[start Listing]

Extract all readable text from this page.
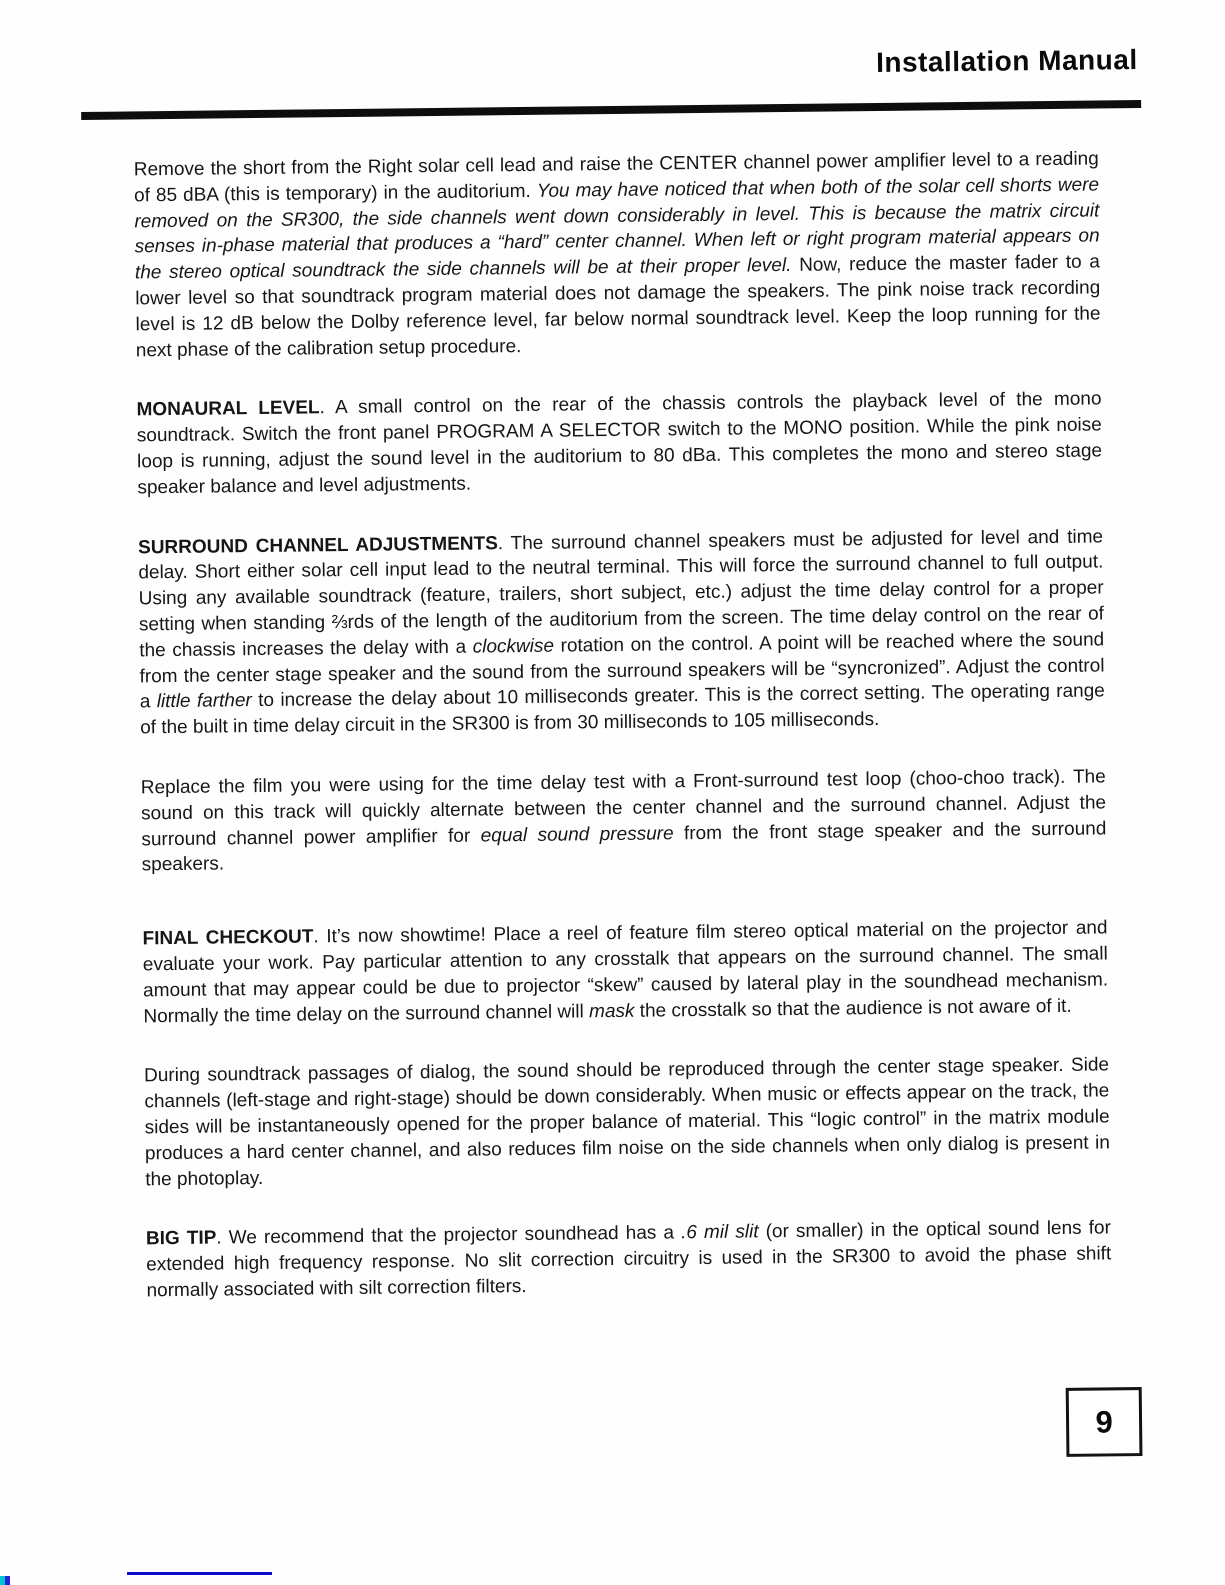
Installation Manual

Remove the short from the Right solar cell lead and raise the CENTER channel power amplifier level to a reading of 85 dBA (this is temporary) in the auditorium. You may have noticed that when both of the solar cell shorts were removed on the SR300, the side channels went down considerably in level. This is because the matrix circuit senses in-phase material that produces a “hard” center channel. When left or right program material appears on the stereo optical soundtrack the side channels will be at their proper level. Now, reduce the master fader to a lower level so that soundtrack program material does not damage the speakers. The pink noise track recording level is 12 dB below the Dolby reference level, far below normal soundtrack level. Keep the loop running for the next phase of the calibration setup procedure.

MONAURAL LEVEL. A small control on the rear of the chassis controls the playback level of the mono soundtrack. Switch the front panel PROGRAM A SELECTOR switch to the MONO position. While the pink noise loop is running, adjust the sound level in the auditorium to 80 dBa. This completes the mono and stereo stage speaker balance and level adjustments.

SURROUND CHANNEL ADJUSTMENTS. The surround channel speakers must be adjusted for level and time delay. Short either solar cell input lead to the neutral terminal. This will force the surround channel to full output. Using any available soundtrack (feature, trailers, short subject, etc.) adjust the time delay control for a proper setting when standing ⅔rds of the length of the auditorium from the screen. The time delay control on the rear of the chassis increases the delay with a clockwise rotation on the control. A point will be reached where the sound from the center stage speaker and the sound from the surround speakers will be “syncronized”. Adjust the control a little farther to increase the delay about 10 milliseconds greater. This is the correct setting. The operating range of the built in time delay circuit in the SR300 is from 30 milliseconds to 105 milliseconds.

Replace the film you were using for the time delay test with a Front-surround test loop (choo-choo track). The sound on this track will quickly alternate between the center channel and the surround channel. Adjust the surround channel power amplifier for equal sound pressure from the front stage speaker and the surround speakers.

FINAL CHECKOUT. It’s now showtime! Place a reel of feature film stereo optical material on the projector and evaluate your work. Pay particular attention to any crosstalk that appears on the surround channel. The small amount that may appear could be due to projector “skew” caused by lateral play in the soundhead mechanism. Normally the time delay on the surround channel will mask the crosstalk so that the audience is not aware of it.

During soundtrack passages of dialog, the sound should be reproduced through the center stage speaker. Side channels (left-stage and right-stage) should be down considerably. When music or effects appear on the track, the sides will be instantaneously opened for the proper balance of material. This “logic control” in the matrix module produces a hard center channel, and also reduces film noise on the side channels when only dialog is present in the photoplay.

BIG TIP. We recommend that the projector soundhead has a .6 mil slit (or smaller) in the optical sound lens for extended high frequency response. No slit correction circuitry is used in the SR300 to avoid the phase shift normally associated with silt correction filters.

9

[end Listing]

▸ **Exercise**
All entries are to be retyped exactly. Omit any embedded images.

▸ **Full solution**
Extract all readable text from this page.
Installation Manual

Remove the short from the Right solar cell lead and raise the CENTER channel power amplifier level to a reading of 85 dBA (this is temporary) in the auditorium. You may have noticed that when both of the solar cell shorts were removed on the SR300, the side channels went down considerably in level. This is because the matrix circuit senses in-phase material that produces a “hard” center channel. When left or right program material appears on the stereo optical soundtrack the side channels will be at their proper level. Now, reduce the master fader to a lower level so that soundtrack program material does not damage the speakers. The pink noise track recording level is 12 dB below the Dolby reference level, far below normal soundtrack level. Keep the loop running for the next phase of the calibration setup procedure.

MONAURAL LEVEL. A small control on the rear of the chassis controls the playback level of the mono soundtrack. Switch the front panel PROGRAM A SELECTOR switch to the MONO position. While the pink noise loop is running, adjust the sound level in the auditorium to 80 dBa. This completes the mono and stereo stage speaker balance and level adjustments.

SURROUND CHANNEL ADJUSTMENTS. The surround channel speakers must be adjusted for level and time delay. Short either solar cell input lead to the neutral terminal. This will force the surround channel to full output. Using any available soundtrack (feature, trailers, short subject, etc.) adjust the time delay control for a proper setting when standing ⅔rds of the length of the auditorium from the screen. The time delay control on the rear of the chassis increases the delay with a clockwise rotation on the control. A point will be reached where the sound from the center stage speaker and the sound from the surround speakers will be “syncronized”. Adjust the control a little farther to increase the delay about 10 milliseconds greater. This is the correct setting. The operating range of the built in time delay circuit in the SR300 is from 30 milliseconds to 105 milliseconds.

Replace the film you were using for the time delay test with a Front-surround test loop (choo-choo track). The sound on this track will quickly alternate between the center channel and the surround channel. Adjust the surround channel power amplifier for equal sound pressure from the front stage speaker and the surround speakers.

FINAL CHECKOUT. It’s now showtime! Place a reel of feature film stereo optical material on the projector and evaluate your work. Pay particular attention to any crosstalk that appears on the surround channel. The small amount that may appear could be due to projector “skew” caused by lateral play in the soundhead mechanism. Normally the time delay on the surround channel will mask the crosstalk so that the audience is not aware of it.

During soundtrack passages of dialog, the sound should be reproduced through the center stage speaker. Side channels (left-stage and right-stage) should be down considerably. When music or effects appear on the track, the sides will be instantaneously opened for the proper balance of material. This “logic control” in the matrix module produces a hard center channel, and also reduces film noise on the side channels when only dialog is present in the photoplay.

BIG TIP. We recommend that the projector soundhead has a .6 mil slit (or smaller) in the optical sound lens for extended high frequency response. No slit correction circuitry is used in the SR300 to avoid the phase shift normally associated with silt correction filters.

9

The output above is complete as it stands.